*What you are asked to do*
Lines holding the string "type" are the ones to copy; find them all in the data.
## BEGIN
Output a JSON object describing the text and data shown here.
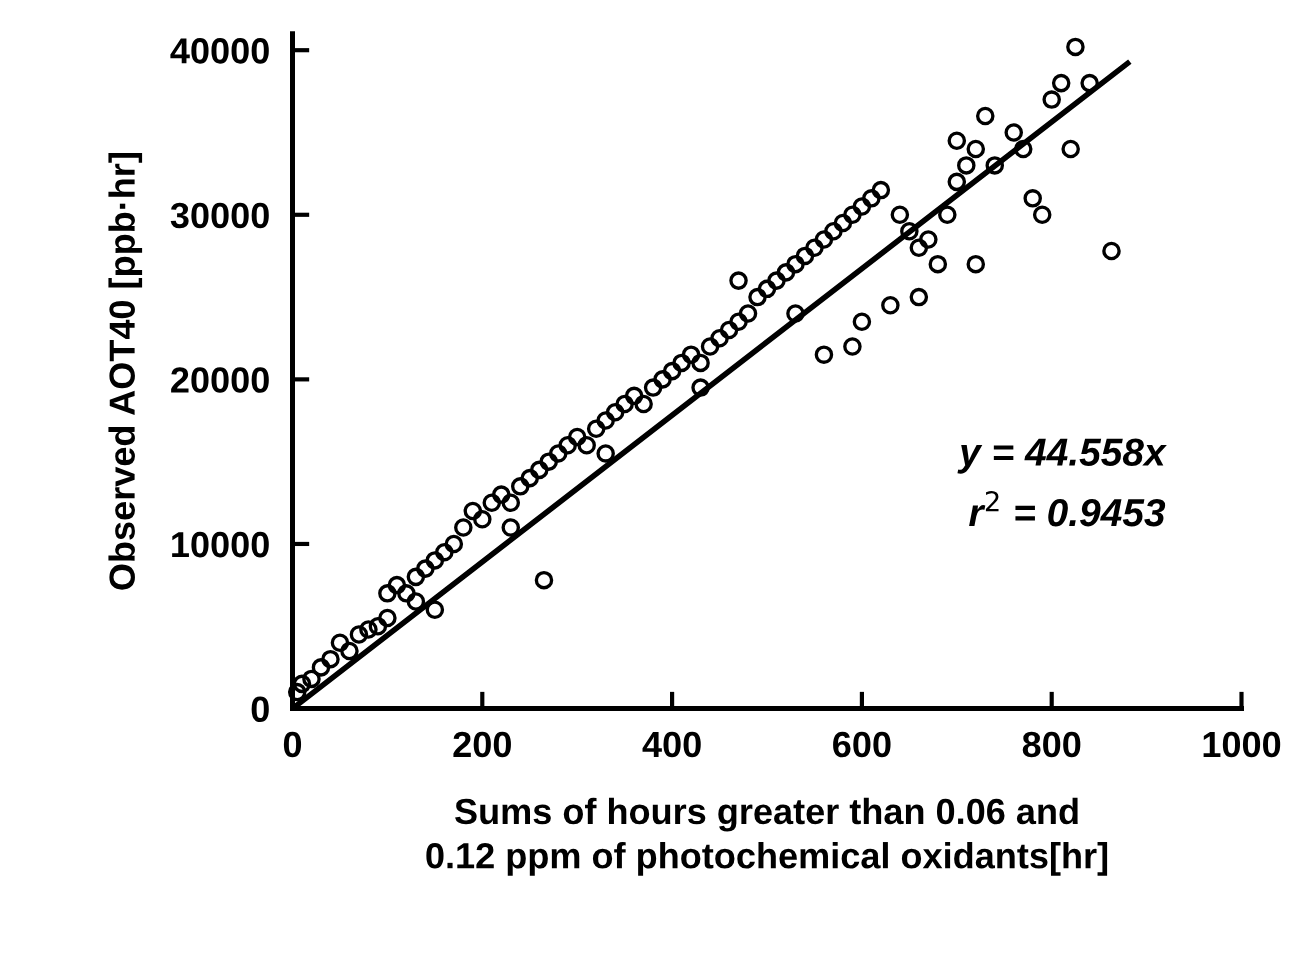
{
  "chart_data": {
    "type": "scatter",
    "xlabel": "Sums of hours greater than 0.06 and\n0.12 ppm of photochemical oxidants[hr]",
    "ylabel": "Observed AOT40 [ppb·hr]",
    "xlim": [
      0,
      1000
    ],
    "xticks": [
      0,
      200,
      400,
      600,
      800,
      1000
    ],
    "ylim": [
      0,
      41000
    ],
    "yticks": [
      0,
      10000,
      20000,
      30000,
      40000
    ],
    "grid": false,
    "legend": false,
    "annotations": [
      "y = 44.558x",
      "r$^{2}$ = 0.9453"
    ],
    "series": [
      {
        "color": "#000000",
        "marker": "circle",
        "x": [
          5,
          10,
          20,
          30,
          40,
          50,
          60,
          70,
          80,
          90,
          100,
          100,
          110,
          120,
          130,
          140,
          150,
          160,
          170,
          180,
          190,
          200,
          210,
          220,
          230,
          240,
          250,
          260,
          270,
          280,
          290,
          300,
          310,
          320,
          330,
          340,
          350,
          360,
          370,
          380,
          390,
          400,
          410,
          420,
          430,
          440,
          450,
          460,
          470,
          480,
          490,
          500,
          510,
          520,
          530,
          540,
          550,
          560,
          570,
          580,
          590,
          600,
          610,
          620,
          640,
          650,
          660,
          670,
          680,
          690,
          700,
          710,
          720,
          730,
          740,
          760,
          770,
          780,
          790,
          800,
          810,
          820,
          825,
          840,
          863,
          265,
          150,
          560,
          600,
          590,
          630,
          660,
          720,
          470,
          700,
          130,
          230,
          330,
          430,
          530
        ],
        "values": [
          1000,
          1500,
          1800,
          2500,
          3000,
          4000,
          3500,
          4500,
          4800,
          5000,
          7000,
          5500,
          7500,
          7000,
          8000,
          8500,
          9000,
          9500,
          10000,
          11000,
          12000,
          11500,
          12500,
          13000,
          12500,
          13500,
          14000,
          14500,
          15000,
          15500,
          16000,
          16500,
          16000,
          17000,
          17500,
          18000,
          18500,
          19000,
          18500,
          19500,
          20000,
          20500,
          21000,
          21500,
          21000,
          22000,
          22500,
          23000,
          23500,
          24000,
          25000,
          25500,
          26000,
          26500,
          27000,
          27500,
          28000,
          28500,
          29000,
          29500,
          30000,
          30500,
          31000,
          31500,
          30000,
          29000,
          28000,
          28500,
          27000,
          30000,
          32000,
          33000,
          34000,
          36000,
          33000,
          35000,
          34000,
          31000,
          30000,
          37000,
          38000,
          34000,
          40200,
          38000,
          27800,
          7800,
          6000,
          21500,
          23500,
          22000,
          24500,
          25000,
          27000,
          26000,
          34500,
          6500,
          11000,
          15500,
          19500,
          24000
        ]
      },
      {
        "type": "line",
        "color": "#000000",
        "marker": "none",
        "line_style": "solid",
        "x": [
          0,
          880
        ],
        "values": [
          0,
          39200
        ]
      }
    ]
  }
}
## END
## BEGIN
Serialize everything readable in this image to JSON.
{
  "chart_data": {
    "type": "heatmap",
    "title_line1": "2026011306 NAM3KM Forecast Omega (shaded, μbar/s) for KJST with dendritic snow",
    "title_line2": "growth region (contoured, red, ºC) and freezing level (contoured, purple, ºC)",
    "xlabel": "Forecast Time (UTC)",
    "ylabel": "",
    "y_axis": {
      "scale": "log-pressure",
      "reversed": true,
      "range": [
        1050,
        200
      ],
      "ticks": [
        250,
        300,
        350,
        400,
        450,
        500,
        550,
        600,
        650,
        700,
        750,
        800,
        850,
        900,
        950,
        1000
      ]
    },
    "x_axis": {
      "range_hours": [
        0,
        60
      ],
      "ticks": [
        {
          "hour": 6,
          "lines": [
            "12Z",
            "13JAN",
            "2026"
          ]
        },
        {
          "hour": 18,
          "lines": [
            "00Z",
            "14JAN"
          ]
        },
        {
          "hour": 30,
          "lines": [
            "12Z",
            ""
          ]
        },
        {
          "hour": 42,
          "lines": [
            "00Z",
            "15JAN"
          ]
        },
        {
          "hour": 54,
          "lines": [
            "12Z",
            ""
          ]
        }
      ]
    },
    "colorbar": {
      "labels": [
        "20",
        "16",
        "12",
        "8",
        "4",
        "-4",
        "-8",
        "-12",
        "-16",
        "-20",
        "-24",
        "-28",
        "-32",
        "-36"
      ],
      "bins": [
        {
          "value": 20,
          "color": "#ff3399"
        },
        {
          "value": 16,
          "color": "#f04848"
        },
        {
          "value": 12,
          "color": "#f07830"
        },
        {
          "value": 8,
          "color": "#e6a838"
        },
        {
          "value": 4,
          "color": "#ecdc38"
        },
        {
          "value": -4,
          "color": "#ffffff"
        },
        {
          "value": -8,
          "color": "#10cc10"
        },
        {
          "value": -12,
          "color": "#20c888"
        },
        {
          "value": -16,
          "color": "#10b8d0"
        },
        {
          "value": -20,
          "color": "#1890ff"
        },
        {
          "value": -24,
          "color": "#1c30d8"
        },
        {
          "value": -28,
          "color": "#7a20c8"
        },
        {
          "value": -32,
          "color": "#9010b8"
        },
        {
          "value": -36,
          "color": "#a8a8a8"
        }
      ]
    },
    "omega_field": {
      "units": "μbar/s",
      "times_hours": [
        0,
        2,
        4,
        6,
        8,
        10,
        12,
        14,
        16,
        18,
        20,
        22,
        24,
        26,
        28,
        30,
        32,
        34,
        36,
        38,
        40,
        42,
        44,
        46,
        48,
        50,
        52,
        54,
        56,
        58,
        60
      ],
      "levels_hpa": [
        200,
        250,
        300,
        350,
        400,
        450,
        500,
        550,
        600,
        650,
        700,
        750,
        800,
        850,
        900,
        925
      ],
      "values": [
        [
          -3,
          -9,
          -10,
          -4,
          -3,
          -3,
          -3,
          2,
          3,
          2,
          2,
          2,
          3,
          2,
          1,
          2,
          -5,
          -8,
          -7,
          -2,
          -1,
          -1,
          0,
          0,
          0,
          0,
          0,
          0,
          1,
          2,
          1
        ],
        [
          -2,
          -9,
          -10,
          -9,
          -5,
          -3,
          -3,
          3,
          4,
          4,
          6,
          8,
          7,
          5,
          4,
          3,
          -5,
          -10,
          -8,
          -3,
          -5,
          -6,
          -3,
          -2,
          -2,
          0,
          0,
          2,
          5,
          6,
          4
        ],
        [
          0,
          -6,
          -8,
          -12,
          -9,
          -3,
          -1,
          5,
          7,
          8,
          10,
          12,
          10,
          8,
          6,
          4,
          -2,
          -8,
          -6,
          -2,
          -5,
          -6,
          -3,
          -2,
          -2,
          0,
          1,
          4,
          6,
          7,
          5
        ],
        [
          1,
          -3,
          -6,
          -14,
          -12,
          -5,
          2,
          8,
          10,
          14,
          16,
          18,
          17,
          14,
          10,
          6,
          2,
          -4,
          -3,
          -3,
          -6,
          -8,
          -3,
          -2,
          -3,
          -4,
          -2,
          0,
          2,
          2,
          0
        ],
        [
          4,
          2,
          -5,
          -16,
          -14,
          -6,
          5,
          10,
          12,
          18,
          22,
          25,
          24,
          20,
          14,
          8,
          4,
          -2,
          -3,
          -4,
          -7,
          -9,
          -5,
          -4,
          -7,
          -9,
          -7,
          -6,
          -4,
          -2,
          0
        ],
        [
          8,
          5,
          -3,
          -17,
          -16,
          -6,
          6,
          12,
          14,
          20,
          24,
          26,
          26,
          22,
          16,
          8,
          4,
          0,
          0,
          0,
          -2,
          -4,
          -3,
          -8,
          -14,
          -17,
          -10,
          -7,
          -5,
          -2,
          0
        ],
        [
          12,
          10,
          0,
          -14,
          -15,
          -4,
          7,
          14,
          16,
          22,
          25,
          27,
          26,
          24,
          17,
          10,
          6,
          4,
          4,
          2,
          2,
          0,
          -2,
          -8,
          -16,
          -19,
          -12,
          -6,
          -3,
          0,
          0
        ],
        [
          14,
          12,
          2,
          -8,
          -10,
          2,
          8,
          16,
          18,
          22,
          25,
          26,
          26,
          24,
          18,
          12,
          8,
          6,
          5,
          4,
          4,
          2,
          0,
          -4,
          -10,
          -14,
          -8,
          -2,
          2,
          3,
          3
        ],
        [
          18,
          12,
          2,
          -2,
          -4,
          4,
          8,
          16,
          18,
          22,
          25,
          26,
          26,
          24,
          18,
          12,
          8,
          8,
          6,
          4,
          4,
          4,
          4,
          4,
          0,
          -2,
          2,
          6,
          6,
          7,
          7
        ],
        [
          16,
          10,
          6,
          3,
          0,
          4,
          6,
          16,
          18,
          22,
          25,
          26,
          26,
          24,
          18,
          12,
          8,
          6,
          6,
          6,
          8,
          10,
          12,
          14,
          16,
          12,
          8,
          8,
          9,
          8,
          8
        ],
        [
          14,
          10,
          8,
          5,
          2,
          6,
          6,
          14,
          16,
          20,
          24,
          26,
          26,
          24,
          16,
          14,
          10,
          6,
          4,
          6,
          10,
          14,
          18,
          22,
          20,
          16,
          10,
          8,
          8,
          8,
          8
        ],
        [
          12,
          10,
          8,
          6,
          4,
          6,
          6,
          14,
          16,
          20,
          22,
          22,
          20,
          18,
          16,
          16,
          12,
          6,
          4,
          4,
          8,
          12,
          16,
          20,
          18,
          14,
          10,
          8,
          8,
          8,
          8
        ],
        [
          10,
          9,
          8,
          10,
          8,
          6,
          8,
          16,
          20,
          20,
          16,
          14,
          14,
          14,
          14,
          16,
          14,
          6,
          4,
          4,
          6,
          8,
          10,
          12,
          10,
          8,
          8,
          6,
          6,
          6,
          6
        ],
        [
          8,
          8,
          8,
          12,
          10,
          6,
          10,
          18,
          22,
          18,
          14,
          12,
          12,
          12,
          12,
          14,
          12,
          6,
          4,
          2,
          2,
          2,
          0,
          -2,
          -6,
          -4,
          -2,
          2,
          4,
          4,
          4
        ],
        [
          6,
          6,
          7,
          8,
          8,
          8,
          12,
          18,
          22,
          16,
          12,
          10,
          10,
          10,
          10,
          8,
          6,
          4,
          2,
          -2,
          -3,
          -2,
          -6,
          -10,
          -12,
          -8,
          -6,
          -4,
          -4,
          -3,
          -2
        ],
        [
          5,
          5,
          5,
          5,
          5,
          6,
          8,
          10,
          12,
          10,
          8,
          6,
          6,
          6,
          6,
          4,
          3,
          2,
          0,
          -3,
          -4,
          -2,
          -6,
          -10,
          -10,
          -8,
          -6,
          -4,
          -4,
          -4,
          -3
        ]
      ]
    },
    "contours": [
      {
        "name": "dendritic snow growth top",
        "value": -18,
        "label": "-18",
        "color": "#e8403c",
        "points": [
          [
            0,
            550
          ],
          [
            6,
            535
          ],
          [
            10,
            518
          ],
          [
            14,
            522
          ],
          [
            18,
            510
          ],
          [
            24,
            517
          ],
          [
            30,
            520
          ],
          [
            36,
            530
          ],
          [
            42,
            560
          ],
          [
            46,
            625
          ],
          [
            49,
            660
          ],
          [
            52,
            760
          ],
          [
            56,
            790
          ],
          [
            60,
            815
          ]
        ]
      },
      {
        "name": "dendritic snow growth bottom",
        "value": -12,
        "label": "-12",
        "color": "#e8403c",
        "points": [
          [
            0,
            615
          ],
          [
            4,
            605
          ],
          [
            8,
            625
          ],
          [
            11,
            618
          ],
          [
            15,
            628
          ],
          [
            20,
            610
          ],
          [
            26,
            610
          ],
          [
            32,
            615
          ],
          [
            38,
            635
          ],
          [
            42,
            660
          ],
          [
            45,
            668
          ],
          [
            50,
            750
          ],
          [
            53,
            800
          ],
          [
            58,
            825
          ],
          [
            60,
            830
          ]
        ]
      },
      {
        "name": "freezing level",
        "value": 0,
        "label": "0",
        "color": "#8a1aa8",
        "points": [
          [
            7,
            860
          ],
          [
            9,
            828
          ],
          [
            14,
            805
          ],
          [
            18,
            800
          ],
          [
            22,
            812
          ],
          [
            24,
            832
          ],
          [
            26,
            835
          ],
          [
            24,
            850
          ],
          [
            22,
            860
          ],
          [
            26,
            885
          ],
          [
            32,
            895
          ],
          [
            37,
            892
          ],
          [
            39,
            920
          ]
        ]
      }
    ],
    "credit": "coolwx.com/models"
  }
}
## END
*Solution for this exercise*
    "type": "scatter",
        "type": "line",
    "type": "heatmap",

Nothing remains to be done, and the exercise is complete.